Part of a data file:
## BEGIN

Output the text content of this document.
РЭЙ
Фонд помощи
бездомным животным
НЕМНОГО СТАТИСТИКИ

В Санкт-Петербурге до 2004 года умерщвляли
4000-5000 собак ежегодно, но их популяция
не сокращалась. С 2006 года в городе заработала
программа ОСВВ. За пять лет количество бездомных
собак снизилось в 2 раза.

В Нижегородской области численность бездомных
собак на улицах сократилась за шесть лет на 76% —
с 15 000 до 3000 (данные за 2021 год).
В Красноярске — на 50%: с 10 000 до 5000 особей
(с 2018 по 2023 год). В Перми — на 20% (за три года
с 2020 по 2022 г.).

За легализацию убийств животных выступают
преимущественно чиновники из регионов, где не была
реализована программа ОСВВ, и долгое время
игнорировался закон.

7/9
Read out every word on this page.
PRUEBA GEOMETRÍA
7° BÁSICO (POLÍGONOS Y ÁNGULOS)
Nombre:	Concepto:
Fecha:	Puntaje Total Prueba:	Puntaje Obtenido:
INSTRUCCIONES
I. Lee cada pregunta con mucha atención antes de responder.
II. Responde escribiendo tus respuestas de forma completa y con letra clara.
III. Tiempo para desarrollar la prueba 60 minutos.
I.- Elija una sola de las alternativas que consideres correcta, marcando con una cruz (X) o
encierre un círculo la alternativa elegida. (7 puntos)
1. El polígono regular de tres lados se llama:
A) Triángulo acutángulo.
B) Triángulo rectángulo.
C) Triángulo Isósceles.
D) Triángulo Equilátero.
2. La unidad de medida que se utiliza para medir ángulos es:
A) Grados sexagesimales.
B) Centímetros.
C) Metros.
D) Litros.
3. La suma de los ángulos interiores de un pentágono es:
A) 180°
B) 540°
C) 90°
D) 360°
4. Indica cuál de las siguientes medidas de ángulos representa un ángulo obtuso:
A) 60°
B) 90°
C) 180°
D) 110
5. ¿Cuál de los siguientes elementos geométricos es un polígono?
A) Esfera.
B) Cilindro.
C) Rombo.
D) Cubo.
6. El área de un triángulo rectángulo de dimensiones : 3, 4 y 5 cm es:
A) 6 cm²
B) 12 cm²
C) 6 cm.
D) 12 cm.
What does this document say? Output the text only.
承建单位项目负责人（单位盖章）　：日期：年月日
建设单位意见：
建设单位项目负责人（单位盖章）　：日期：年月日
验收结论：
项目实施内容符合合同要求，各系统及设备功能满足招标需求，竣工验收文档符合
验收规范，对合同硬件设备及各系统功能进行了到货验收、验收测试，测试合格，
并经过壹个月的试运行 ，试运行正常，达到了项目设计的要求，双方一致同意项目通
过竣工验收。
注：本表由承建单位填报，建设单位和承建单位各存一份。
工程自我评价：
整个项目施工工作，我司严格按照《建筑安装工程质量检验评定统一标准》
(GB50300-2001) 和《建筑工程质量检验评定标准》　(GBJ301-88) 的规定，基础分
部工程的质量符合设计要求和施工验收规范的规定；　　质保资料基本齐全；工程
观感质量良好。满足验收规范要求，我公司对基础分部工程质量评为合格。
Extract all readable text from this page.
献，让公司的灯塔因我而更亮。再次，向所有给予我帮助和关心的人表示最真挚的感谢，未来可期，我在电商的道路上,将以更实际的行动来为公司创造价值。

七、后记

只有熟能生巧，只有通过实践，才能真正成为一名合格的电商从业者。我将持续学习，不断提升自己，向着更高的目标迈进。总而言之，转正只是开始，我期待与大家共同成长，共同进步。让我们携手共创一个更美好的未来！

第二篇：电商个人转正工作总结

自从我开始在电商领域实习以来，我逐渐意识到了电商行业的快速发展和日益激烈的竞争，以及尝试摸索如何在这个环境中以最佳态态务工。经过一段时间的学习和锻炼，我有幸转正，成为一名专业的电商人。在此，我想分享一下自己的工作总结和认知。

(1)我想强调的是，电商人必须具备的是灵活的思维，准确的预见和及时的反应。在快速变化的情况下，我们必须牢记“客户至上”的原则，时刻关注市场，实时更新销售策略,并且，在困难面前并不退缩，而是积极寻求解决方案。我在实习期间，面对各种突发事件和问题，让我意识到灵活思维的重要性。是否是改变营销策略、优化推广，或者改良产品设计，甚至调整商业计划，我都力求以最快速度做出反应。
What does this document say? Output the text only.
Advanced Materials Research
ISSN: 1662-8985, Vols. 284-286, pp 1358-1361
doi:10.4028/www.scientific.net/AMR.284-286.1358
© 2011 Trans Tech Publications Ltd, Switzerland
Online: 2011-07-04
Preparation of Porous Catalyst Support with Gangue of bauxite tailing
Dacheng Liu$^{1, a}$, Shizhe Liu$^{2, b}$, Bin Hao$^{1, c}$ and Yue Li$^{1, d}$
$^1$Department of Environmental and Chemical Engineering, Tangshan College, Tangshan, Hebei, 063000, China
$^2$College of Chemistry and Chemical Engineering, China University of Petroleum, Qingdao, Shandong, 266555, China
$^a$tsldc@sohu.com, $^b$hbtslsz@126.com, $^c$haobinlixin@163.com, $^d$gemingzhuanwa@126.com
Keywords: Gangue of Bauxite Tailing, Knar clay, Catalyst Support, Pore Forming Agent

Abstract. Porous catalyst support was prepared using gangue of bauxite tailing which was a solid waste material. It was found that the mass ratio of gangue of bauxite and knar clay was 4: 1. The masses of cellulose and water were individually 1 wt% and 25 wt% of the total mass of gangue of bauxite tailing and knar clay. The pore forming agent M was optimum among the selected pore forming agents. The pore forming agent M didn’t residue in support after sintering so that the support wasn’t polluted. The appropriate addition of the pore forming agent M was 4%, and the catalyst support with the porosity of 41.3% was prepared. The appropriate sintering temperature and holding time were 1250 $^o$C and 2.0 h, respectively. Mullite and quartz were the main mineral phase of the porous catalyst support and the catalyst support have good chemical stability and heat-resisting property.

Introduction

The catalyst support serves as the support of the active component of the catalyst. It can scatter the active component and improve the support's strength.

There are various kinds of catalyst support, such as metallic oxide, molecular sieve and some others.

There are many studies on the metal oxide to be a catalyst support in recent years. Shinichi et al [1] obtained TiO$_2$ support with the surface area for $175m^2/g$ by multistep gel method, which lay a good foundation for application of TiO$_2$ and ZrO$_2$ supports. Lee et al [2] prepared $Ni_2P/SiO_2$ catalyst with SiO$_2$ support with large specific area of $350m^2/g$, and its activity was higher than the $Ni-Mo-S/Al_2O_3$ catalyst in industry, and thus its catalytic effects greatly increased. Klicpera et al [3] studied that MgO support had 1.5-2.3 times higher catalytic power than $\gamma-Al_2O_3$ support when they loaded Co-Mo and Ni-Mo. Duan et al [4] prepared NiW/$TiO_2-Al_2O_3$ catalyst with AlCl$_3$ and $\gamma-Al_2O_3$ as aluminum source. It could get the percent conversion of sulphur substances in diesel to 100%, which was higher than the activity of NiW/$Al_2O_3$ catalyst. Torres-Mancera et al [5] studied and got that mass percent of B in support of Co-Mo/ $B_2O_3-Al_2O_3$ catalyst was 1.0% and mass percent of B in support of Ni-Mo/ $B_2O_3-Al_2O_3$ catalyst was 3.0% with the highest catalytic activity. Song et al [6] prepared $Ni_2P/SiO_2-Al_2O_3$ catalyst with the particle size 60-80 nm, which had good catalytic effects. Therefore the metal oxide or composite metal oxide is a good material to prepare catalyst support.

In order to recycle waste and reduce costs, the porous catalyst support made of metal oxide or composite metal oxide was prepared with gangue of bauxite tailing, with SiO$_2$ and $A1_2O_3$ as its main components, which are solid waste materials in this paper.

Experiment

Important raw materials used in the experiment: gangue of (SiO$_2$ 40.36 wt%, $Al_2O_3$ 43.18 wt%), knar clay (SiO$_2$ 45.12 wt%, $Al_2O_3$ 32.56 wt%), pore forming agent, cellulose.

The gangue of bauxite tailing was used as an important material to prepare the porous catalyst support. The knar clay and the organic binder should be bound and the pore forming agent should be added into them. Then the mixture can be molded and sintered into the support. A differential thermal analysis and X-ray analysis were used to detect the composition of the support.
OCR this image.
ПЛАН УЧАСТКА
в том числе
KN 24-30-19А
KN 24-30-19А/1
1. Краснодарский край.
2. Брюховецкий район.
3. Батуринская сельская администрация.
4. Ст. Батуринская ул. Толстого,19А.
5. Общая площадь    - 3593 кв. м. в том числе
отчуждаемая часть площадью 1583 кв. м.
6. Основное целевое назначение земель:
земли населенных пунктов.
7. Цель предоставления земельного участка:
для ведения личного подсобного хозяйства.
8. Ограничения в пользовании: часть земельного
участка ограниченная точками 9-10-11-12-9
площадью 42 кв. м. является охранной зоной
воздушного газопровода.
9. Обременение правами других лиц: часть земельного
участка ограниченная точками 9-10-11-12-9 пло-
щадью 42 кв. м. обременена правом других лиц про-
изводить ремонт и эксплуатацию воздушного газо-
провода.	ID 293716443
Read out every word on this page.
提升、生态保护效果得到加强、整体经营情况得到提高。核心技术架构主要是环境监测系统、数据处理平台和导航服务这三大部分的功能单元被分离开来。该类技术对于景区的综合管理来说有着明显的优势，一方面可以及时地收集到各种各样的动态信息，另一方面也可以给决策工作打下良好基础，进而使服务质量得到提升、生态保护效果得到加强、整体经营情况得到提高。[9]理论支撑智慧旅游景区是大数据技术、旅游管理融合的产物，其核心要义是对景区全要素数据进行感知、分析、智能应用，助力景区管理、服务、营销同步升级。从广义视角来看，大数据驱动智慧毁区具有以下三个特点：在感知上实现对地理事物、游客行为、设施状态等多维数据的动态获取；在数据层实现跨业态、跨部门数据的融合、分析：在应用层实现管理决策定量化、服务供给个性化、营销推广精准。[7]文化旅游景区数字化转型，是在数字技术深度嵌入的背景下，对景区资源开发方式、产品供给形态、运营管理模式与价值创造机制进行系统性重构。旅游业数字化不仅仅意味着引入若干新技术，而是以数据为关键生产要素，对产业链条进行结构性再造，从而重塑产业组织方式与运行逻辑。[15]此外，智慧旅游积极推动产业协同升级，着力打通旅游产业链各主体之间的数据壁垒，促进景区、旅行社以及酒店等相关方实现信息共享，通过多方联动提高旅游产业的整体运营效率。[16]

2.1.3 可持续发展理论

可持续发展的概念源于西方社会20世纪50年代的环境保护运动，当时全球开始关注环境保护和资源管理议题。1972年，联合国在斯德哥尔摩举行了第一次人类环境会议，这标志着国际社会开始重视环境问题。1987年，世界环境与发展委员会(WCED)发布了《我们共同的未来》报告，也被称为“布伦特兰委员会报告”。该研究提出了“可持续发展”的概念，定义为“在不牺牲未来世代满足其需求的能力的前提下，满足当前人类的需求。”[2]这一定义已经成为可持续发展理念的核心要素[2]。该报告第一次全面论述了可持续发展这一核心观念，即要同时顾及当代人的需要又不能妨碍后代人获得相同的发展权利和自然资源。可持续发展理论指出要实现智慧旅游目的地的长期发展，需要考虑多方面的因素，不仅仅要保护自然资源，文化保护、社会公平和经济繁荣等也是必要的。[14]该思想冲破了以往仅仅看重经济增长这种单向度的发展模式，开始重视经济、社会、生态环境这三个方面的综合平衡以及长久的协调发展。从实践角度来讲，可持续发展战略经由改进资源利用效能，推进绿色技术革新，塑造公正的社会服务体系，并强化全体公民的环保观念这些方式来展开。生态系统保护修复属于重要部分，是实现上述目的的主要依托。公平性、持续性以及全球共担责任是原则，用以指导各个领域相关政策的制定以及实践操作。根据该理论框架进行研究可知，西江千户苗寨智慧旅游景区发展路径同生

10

## END

Task to complete: Go through the material and select each line with the string "программа" in it.

Solution below:
программа ОСВВ. За пять лет количество бездомных
реализована программа ОСВВ, и долгое время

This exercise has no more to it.